Extracted data entries:
(begin)

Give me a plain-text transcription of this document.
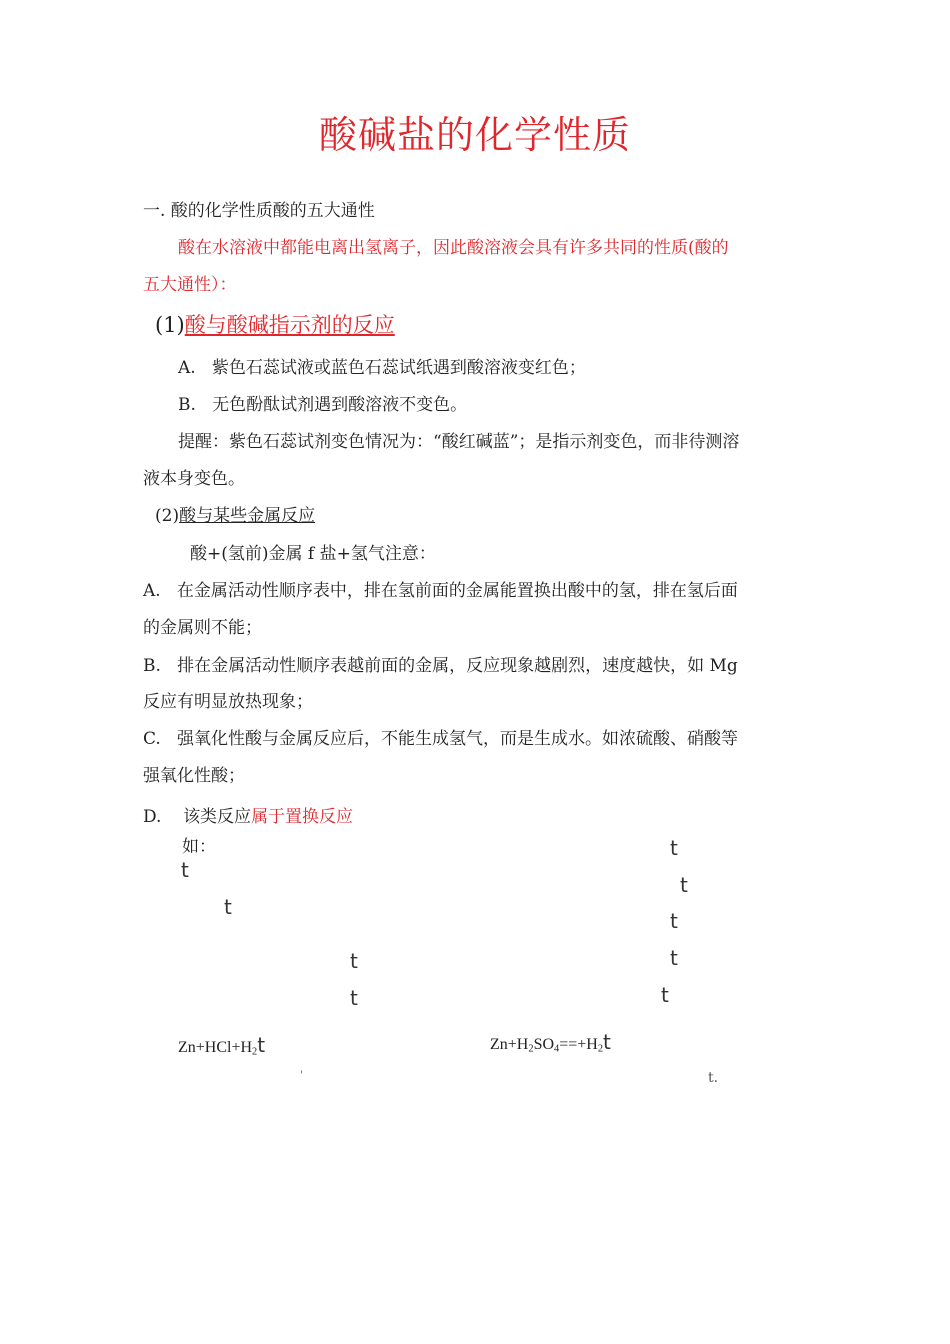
酸碱盐的化学性质
一. 酸的化学性质酸的五大通性
酸在水溶液中都能电离出氢离子，因此酸溶液会具有许多共同的性质(酸的
五大通性）：
(1)酸与酸碱指示剂的反应
A. 紫色石蕊试液或蓝色石蕊试纸遇到酸溶液变红色；
B. 无色酚酞试剂遇到酸溶液不变色。
提醒：紫色石蕊试剂变色情况为：“酸红碱蓝”；是指示剂变色，而非待测溶
液本身变色。
(2)酸与某些金属反应
酸+(氢前)金属 f 盐+氢气注意：
A. 在金属活动性顺序表中，排在氢前面的金属能置换出酸中的氢，排在氢后面
的金属则不能；
B. 排在金属活动性顺序表越前面的金属，反应现象越剧烈，速度越快，如 Mg
反应有明显放热现象；
C. 强氧化性酸与金属反应后，不能生成氢气，而是生成水。如浓硫酸、硝酸等
强氧化性酸；
D. 该类反应属于置换反应
如：
t
t
t
t
t
t
t
t
t
$Zn+HCl+H_2t$	$Zn+H_2SO_4==+H_2t$
'	t.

(end)

# GIVEN PROBLEM
The entries above should be reproduced exactly, without their pictures.

# COMPLETE RESPONSE
Give me a plain-text transcription of this document.
酸碱盐的化学性质
一. 酸的化学性质酸的五大通性
酸在水溶液中都能电离出氢离子，因此酸溶液会具有许多共同的性质(酸的
五大通性）：
(1)酸与酸碱指示剂的反应
A. 紫色石蕊试液或蓝色石蕊试纸遇到酸溶液变红色；
B. 无色酚酞试剂遇到酸溶液不变色。
提醒：紫色石蕊试剂变色情况为：“酸红碱蓝”；是指示剂变色，而非待测溶
液本身变色。
(2)酸与某些金属反应
酸+(氢前)金属 f 盐+氢气注意：
A. 在金属活动性顺序表中，排在氢前面的金属能置换出酸中的氢，排在氢后面
的金属则不能；
B. 排在金属活动性顺序表越前面的金属，反应现象越剧烈，速度越快，如 Mg
反应有明显放热现象；
C. 强氧化性酸与金属反应后，不能生成氢气，而是生成水。如浓硫酸、硝酸等
强氧化性酸；
D. 该类反应属于置换反应
如：
t
t
t
t
t
t
t
t
t
$Zn+HCl+H_2t$	$Zn+H_2SO_4==+H_2t$
'	t.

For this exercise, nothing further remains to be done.